(DATASET ROWS)
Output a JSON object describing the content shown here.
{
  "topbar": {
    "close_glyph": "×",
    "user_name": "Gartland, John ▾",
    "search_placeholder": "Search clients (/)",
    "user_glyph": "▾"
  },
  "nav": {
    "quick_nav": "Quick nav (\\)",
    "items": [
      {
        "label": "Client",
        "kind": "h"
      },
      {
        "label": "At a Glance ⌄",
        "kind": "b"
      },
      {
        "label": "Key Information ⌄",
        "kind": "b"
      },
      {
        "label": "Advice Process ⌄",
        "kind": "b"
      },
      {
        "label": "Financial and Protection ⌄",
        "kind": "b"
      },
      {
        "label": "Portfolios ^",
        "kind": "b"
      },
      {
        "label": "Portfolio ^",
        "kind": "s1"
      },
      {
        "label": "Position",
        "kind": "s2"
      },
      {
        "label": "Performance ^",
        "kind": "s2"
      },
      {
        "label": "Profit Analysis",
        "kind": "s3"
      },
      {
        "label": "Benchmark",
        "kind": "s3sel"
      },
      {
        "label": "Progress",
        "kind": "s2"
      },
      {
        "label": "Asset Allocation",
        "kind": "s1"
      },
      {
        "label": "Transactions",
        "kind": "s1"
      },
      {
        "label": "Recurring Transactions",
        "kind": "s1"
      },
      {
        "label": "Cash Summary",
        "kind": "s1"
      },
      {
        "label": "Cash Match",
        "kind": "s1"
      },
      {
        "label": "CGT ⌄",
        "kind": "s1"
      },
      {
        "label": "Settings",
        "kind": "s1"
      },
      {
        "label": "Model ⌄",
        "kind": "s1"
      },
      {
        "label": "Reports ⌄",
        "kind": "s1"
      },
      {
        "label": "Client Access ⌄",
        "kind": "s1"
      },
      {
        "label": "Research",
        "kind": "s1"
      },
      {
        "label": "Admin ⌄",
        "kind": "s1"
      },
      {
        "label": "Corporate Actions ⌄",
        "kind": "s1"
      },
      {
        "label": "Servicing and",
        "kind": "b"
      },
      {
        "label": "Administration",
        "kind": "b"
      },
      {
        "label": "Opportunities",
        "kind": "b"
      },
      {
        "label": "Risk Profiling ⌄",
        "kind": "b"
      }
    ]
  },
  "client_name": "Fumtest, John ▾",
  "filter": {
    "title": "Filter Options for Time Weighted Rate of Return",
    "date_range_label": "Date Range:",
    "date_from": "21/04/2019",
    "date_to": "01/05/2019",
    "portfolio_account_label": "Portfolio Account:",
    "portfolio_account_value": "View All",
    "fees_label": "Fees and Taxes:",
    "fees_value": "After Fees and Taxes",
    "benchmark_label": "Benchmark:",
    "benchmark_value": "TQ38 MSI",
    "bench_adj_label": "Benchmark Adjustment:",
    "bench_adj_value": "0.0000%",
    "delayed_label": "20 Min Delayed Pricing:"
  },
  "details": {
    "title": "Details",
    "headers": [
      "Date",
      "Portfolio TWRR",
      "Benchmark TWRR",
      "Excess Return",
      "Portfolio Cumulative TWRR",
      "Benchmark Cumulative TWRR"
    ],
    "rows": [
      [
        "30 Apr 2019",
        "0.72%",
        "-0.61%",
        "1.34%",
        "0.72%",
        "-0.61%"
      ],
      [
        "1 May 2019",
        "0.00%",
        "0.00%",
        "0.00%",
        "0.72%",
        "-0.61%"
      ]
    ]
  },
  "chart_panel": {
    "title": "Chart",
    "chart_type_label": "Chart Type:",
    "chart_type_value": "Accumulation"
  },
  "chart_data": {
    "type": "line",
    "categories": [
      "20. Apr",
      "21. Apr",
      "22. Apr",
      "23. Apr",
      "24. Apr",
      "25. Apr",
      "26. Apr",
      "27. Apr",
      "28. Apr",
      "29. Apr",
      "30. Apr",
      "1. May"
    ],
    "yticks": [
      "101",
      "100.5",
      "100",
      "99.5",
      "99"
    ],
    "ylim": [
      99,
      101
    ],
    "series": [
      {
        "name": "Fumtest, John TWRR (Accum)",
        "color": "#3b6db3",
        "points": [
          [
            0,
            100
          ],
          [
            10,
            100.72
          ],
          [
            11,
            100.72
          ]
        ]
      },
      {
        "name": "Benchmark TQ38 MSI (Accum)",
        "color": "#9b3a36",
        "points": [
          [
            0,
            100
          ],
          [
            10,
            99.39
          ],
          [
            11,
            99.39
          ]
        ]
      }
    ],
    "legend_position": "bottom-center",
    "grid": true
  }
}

(DIRECTIVE) Where a line of the entries contains the word "John", copy that line.

(SOLUTION FOR THIS PROBLEM)
    "user_name": "Gartland, John ▾",
  "client_name": "Fumtest, John ▾",
        "name": "Fumtest, John TWRR (Accum)",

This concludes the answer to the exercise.